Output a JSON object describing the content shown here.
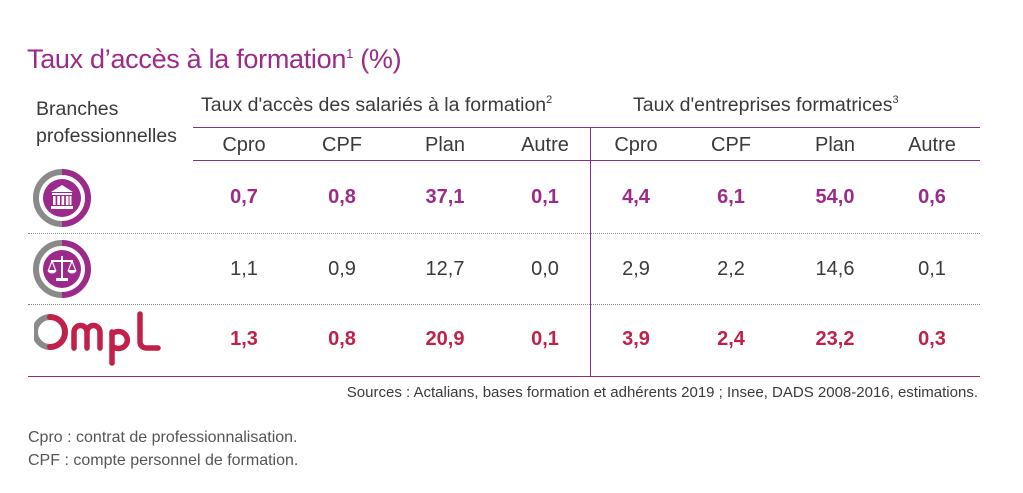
{
  "title": {
    "text": "Taux d’accès à la formation",
    "sup": "1",
    "suffix": " (%)"
  },
  "header": {
    "branches_line1": "Branches",
    "branches_line2": "professionnelles",
    "group1": {
      "text": "Taux d'accès des salariés à la formation",
      "sup": "2"
    },
    "group2": {
      "text": "Taux d'entreprises formatrices",
      "sup": "3"
    },
    "columns": [
      "Cpro",
      "CPF",
      "Plan",
      "Autre",
      "Cpro",
      "CPF",
      "Plan",
      "Autre"
    ]
  },
  "rows": [
    {
      "icon": "bank-icon",
      "values": [
        "0,7",
        "0,8",
        "37,1",
        "0,1",
        "4,4",
        "6,1",
        "54,0",
        "0,6"
      ]
    },
    {
      "icon": "scales-of-justice-icon",
      "values": [
        "1,1",
        "0,9",
        "12,7",
        "0,0",
        "2,9",
        "2,2",
        "14,6",
        "0,1"
      ]
    },
    {
      "icon": "ompl-logo",
      "logo_text": "Ompl",
      "values": [
        "1,3",
        "0,8",
        "20,9",
        "0,1",
        "3,9",
        "2,4",
        "23,2",
        "0,3"
      ]
    }
  ],
  "sources": "Sources : Actalians, bases formation et adhérents 2019 ; Insee, DADS 2008-2016, estimations.",
  "notes": [
    "Cpro : contrat de professionnalisation.",
    "CPF : compte personnel de formation."
  ],
  "colors": {
    "purple": "#9c2a8a",
    "red": "#c0204a",
    "grey": "#8a8a8a",
    "rule": "#8e2a7f"
  }
}
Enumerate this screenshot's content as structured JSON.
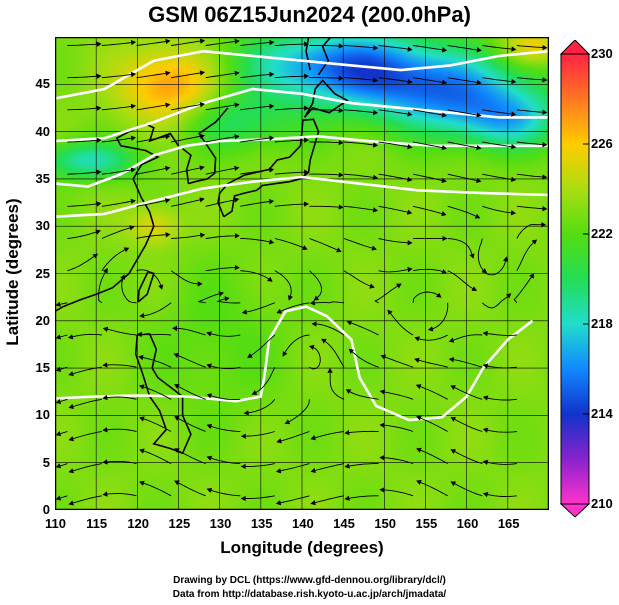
{
  "title": "GSM 06Z15Jun2024 (200.0hPa)",
  "xlabel": "Longitude (degrees)",
  "ylabel": "Latitude  (degrees)",
  "x_ticks": [
    "110",
    "115",
    "120",
    "125",
    "130",
    "135",
    "140",
    "145",
    "150",
    "155",
    "160",
    "165"
  ],
  "y_ticks": [
    "0",
    "5",
    "10",
    "15",
    "20",
    "25",
    "30",
    "35",
    "40",
    "45"
  ],
  "colorbar": {
    "min": 210,
    "max": 230,
    "labels": [
      "230",
      "226",
      "222",
      "218",
      "214",
      "210"
    ],
    "colors": [
      "#ff33cc",
      "#8822cc",
      "#1133cc",
      "#1188ff",
      "#22ddcc",
      "#22dd55",
      "#55dd11",
      "#aadd11",
      "#ffcc00",
      "#ff7722",
      "#ff2244"
    ]
  },
  "credit": {
    "line1": "Drawing by DCL (https://www.gfd-dennou.org/library/dcl/)",
    "line2": "Data from http://database.rish.kyoto-u.ac.jp/arch/jmadata/"
  },
  "chart_data": {
    "type": "heatmap",
    "variable": "200hPa field with streamlines",
    "xlim": [
      110,
      170
    ],
    "ylim": [
      0,
      50
    ],
    "vlim": [
      210,
      230
    ],
    "grid": true
  }
}
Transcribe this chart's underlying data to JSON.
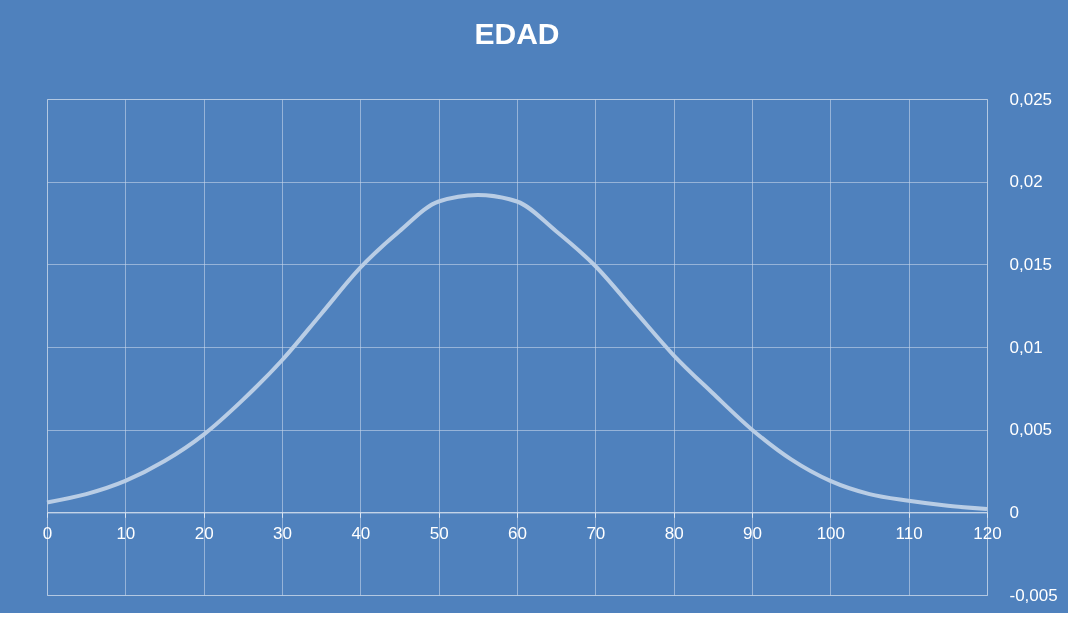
{
  "chart_data": {
    "type": "line",
    "title": "EDAD",
    "x": [
      0,
      5,
      10,
      15,
      20,
      25,
      30,
      35,
      40,
      45,
      50,
      55,
      60,
      65,
      70,
      75,
      80,
      85,
      90,
      95,
      100,
      105,
      110,
      115,
      120
    ],
    "series": [
      {
        "color": "#b9cde5",
        "values": [
          0.0006,
          0.0011,
          0.0019,
          0.0031,
          0.0047,
          0.0068,
          0.0092,
          0.012,
          0.0148,
          0.017,
          0.0188,
          0.0192,
          0.0188,
          0.017,
          0.0149,
          0.0122,
          0.0095,
          0.0072,
          0.005,
          0.0032,
          0.0019,
          0.0011,
          0.0007,
          0.0004,
          0.0002
        ]
      }
    ],
    "xlim": [
      0,
      120
    ],
    "xticks": [
      0,
      10,
      20,
      30,
      40,
      50,
      60,
      70,
      80,
      90,
      100,
      110,
      120
    ],
    "ylim": [
      -0.005,
      0.025
    ],
    "yticks": [
      {
        "value": -0.005,
        "label": "-0,005"
      },
      {
        "value": 0,
        "label": "0"
      },
      {
        "value": 0.005,
        "label": "0,005"
      },
      {
        "value": 0.01,
        "label": "0,01"
      },
      {
        "value": 0.015,
        "label": "0,015"
      },
      {
        "value": 0.02,
        "label": "0,02"
      },
      {
        "value": 0.025,
        "label": "0,025"
      }
    ],
    "grid": true,
    "marker": "none",
    "line_style": "solid"
  }
}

## Problem details
Leave the pictures out. Extract exactly the lines running from the one with "Transcribe this chart's" through the last entry, both ends included.

## Output for this task
Transcribe this chart's underlying data to JSON.
{
  "chart_data": {
    "type": "line",
    "title": "EDAD",
    "x": [
      0,
      5,
      10,
      15,
      20,
      25,
      30,
      35,
      40,
      45,
      50,
      55,
      60,
      65,
      70,
      75,
      80,
      85,
      90,
      95,
      100,
      105,
      110,
      115,
      120
    ],
    "series": [
      {
        "color": "#b9cde5",
        "values": [
          0.0006,
          0.0011,
          0.0019,
          0.0031,
          0.0047,
          0.0068,
          0.0092,
          0.012,
          0.0148,
          0.017,
          0.0188,
          0.0192,
          0.0188,
          0.017,
          0.0149,
          0.0122,
          0.0095,
          0.0072,
          0.005,
          0.0032,
          0.0019,
          0.0011,
          0.0007,
          0.0004,
          0.0002
        ]
      }
    ],
    "xlim": [
      0,
      120
    ],
    "xticks": [
      0,
      10,
      20,
      30,
      40,
      50,
      60,
      70,
      80,
      90,
      100,
      110,
      120
    ],
    "ylim": [
      -0.005,
      0.025
    ],
    "yticks": [
      {
        "value": -0.005,
        "label": "-0,005"
      },
      {
        "value": 0,
        "label": "0"
      },
      {
        "value": 0.005,
        "label": "0,005"
      },
      {
        "value": 0.01,
        "label": "0,01"
      },
      {
        "value": 0.015,
        "label": "0,015"
      },
      {
        "value": 0.02,
        "label": "0,02"
      },
      {
        "value": 0.025,
        "label": "0,025"
      }
    ],
    "grid": true,
    "marker": "none",
    "line_style": "solid"
  }
}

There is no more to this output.